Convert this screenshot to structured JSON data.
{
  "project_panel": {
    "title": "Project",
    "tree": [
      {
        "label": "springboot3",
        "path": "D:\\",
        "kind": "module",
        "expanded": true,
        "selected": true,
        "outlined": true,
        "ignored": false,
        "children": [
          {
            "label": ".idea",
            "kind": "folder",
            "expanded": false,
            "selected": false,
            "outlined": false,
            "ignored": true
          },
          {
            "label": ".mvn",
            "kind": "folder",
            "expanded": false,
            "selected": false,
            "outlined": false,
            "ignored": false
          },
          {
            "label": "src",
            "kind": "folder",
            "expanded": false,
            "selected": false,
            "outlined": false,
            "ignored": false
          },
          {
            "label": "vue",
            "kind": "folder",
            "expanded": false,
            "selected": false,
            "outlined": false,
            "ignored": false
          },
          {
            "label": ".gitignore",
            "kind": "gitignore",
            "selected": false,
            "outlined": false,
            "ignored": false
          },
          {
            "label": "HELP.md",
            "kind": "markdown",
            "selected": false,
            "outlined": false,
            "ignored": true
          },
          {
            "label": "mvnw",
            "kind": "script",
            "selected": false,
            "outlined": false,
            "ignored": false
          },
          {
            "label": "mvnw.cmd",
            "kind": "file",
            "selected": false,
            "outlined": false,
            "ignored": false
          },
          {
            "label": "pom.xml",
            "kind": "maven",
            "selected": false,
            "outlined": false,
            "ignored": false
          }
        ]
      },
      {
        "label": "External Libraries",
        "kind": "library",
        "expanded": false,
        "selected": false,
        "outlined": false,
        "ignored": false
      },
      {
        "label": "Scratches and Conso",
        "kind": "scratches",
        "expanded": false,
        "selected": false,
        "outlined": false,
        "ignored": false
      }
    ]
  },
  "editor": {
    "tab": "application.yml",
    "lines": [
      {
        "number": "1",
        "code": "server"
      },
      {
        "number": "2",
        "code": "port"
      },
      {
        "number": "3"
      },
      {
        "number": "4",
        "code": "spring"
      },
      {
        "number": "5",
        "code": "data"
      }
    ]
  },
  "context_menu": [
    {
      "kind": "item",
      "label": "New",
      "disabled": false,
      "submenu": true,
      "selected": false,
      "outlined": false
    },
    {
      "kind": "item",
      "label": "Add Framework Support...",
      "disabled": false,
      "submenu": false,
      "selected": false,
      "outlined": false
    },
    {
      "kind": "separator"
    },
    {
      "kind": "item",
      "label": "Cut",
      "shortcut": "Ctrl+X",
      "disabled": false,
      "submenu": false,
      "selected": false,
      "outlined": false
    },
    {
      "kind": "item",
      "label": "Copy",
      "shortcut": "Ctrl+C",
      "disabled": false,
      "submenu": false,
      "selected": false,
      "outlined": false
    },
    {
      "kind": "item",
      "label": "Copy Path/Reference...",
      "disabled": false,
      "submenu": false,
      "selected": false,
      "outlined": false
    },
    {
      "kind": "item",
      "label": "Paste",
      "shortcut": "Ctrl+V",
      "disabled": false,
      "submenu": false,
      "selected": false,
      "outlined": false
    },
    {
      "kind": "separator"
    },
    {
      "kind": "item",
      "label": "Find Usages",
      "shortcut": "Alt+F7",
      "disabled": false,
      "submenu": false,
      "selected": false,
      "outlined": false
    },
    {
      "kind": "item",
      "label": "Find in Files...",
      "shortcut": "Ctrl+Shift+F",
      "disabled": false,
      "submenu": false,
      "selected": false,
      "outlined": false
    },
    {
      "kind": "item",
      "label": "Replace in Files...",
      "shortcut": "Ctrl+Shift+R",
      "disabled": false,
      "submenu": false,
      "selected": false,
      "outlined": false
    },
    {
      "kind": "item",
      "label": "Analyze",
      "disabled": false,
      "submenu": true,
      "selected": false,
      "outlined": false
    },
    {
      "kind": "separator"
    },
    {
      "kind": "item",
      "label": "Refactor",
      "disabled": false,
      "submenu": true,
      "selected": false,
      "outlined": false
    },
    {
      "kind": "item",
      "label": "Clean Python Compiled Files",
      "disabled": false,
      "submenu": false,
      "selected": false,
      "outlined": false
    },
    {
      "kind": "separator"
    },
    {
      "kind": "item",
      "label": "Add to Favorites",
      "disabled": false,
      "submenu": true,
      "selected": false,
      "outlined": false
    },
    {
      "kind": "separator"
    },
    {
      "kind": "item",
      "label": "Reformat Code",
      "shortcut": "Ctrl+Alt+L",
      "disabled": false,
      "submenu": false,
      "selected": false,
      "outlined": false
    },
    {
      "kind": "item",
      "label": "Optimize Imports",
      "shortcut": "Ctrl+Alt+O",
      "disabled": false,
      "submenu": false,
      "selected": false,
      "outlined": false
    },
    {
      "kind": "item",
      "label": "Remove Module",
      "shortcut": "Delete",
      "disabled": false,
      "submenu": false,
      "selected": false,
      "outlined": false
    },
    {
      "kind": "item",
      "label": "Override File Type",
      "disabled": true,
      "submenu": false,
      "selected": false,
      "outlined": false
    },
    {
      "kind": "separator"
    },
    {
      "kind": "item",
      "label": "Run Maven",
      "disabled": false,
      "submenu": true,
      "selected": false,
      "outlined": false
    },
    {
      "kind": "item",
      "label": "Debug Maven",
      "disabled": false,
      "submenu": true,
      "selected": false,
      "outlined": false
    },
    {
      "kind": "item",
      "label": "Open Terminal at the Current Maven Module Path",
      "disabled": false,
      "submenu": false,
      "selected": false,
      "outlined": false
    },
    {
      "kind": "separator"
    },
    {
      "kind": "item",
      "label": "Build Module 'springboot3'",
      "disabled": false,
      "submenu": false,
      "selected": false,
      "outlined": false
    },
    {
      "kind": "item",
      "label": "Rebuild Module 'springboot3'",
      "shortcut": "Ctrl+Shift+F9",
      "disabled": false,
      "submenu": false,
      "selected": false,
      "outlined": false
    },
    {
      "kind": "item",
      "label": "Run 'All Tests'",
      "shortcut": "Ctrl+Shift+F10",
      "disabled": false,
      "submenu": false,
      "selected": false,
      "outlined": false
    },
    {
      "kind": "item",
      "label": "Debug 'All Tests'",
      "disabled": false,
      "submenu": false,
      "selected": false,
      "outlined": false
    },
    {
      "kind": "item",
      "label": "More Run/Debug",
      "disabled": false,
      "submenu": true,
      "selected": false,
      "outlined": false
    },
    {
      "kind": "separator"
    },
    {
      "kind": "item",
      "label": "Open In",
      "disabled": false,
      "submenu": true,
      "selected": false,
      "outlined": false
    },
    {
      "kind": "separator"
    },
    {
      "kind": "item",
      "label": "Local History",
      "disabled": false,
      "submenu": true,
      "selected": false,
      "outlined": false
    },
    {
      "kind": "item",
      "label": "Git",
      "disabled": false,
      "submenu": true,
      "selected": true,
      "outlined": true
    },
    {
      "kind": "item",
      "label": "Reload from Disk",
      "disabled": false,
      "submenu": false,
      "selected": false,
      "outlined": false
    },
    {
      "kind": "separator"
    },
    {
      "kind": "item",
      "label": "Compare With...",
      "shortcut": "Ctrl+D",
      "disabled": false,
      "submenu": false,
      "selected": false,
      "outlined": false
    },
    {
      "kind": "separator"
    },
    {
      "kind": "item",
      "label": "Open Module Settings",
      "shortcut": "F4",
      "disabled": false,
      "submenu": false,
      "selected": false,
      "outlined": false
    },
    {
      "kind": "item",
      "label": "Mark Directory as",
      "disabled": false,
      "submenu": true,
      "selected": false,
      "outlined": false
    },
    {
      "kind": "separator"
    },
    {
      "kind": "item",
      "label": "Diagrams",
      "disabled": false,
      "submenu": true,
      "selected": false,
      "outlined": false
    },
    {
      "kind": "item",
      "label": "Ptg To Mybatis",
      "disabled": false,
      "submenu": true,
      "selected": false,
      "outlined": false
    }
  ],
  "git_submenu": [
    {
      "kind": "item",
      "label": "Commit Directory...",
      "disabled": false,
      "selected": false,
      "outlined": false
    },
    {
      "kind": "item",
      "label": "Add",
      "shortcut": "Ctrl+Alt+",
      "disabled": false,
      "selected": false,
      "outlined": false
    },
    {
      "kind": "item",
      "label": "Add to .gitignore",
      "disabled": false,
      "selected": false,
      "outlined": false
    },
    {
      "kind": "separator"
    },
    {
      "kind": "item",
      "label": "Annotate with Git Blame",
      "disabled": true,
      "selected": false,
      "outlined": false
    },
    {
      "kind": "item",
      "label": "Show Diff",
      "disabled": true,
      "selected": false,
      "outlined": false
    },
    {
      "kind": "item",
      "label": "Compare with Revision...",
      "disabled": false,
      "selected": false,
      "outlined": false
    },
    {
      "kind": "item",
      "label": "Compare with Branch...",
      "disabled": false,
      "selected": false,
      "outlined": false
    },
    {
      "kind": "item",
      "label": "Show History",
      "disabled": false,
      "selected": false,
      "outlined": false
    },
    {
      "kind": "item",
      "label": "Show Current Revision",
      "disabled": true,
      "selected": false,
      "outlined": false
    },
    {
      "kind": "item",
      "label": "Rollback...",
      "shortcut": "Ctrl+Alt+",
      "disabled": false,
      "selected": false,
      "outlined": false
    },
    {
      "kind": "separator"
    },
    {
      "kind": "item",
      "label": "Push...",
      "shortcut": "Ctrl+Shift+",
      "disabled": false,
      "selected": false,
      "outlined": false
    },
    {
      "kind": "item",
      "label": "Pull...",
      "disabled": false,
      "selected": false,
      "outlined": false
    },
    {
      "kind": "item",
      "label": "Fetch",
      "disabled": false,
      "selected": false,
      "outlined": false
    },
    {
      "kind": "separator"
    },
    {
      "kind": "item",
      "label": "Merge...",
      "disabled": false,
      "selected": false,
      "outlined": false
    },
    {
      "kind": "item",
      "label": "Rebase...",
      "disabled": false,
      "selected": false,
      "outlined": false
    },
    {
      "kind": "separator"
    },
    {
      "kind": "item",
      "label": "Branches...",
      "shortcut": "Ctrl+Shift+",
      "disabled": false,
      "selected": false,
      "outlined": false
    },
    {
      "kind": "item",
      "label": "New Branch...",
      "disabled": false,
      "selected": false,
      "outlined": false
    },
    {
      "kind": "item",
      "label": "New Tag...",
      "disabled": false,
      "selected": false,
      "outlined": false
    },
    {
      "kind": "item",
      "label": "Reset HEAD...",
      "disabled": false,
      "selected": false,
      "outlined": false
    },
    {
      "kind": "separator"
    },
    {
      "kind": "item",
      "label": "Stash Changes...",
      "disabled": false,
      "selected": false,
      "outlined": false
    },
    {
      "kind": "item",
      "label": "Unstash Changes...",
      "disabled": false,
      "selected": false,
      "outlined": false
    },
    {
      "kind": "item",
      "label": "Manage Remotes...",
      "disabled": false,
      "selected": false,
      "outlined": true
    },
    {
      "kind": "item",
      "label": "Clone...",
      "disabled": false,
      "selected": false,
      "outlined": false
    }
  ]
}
------------------------------
• **The exercise**: Search the material above for "Shift". Pull out each line where it shows up.

• **Worked answer**:
      "shortcut": "Ctrl+Shift+F",
      "shortcut": "Ctrl+Shift+R",
      "shortcut": "Ctrl+Shift+F9",
      "shortcut": "Ctrl+Shift+F10",
      "shortcut": "Ctrl+Shift+",
      "shortcut": "Ctrl+Shift+",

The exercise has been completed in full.